> **Goal of the exercise**: Take every line that has the string "Субсидии" and copy it out.

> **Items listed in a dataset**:
-*-

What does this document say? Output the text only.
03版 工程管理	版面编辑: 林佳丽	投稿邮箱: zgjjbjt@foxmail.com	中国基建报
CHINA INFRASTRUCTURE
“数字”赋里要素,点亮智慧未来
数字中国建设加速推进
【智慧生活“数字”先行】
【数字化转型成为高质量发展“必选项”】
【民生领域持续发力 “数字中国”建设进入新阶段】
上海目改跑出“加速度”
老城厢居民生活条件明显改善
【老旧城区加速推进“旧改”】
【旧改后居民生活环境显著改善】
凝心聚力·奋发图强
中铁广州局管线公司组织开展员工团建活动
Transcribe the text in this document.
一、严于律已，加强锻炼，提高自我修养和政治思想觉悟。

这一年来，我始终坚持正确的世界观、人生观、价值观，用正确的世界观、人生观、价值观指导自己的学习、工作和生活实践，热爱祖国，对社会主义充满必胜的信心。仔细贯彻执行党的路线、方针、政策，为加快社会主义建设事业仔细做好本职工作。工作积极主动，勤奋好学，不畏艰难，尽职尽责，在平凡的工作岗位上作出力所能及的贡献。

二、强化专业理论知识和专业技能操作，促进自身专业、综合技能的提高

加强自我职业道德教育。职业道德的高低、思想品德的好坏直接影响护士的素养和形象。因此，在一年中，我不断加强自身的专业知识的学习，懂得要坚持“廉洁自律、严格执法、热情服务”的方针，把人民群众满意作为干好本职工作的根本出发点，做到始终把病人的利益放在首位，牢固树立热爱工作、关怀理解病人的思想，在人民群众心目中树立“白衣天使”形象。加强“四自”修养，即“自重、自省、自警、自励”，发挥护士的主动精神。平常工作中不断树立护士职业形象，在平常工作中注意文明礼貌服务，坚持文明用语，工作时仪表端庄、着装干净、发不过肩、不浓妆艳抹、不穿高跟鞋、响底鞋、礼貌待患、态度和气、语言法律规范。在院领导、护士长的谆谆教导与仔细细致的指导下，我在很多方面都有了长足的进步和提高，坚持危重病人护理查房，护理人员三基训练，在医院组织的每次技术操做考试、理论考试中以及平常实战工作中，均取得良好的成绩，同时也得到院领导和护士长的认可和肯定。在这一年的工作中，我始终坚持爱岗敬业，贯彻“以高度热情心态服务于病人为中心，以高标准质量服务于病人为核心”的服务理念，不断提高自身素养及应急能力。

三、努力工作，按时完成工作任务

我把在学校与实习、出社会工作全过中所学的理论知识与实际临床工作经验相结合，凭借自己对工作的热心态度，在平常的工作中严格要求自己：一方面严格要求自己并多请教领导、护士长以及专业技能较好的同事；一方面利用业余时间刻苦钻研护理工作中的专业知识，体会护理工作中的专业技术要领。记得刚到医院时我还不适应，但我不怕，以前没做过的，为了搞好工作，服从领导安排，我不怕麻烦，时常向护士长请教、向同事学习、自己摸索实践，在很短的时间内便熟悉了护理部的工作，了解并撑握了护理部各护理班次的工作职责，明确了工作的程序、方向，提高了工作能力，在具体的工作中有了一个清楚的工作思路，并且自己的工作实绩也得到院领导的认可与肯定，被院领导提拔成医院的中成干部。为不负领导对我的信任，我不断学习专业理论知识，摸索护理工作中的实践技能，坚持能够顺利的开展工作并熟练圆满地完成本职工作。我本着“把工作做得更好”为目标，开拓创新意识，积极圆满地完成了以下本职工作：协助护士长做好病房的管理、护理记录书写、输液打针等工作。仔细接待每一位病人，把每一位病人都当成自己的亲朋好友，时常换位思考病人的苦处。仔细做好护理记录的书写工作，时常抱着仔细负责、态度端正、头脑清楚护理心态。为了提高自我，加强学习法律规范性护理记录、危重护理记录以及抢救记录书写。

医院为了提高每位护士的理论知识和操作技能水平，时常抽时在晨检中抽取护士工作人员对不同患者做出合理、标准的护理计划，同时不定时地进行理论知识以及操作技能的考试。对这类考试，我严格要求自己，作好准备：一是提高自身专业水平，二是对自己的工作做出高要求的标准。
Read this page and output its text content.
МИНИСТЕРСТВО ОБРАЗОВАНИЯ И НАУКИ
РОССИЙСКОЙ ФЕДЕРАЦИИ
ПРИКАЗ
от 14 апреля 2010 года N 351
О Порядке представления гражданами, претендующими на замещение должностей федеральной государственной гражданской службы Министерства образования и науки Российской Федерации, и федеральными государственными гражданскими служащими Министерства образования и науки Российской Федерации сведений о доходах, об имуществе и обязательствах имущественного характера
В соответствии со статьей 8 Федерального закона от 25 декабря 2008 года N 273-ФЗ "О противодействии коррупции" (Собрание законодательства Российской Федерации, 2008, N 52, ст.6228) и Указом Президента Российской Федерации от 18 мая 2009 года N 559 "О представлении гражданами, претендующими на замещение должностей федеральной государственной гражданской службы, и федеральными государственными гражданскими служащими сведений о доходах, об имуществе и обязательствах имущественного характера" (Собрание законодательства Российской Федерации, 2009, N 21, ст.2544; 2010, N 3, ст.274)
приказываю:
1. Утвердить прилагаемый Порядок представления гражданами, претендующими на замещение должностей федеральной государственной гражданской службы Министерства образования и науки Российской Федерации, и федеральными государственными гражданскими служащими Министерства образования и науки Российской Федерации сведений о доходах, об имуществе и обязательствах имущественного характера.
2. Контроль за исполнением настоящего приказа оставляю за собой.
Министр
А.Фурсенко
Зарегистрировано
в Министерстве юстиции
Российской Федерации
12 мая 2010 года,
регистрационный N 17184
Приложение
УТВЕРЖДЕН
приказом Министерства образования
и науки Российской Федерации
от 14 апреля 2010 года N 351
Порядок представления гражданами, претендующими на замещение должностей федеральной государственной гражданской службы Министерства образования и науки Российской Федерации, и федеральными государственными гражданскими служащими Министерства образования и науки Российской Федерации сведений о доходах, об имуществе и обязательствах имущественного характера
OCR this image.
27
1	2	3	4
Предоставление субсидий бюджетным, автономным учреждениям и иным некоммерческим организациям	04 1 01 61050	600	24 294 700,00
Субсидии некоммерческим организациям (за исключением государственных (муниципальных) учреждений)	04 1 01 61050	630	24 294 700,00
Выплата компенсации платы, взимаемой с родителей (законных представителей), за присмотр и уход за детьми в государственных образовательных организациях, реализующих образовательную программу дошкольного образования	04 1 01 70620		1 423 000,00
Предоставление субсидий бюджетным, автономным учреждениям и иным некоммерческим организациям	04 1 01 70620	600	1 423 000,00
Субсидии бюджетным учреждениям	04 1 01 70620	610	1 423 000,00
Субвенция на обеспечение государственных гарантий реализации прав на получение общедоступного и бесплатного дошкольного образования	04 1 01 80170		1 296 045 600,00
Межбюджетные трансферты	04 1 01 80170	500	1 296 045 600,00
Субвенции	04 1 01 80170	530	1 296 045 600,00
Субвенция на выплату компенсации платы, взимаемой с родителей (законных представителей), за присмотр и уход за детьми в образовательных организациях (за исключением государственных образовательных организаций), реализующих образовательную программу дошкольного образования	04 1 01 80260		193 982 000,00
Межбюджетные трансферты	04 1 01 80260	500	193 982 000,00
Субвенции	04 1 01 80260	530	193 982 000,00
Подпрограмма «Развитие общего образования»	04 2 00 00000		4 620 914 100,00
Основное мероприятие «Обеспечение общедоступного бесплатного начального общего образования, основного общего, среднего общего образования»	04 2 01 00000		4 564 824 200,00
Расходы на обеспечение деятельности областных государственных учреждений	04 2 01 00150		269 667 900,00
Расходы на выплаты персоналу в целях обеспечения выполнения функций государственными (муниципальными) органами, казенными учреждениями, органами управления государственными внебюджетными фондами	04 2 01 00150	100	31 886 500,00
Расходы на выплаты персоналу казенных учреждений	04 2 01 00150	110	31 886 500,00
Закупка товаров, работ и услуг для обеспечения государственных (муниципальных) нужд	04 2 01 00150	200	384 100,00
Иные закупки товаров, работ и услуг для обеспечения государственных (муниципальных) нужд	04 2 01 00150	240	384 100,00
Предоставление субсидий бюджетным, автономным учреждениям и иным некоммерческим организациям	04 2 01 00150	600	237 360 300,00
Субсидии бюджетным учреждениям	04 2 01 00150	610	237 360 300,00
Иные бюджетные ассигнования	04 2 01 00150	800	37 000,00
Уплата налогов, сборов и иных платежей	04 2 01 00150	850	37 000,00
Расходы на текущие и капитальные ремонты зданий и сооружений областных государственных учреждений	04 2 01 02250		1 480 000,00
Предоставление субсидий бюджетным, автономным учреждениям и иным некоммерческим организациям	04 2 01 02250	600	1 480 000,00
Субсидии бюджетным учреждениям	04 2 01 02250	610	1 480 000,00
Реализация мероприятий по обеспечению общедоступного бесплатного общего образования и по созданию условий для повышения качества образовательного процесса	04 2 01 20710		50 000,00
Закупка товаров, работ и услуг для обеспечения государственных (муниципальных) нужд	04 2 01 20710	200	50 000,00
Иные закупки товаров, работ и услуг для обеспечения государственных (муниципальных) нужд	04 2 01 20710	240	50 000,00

-*-

> **The completed task**:
Субсидии некоммерческим организациям (за исключением государственных (муниципальных) учреждений)	04 1 01 61050	630	24 294 700,00
Субсидии бюджетным учреждениям	04 1 01 70620	610	1 423 000,00
Субсидии бюджетным учреждениям	04 2 01 00150	610	237 360 300,00
Субсидии бюджетным учреждениям	04 2 01 02250	610	1 480 000,00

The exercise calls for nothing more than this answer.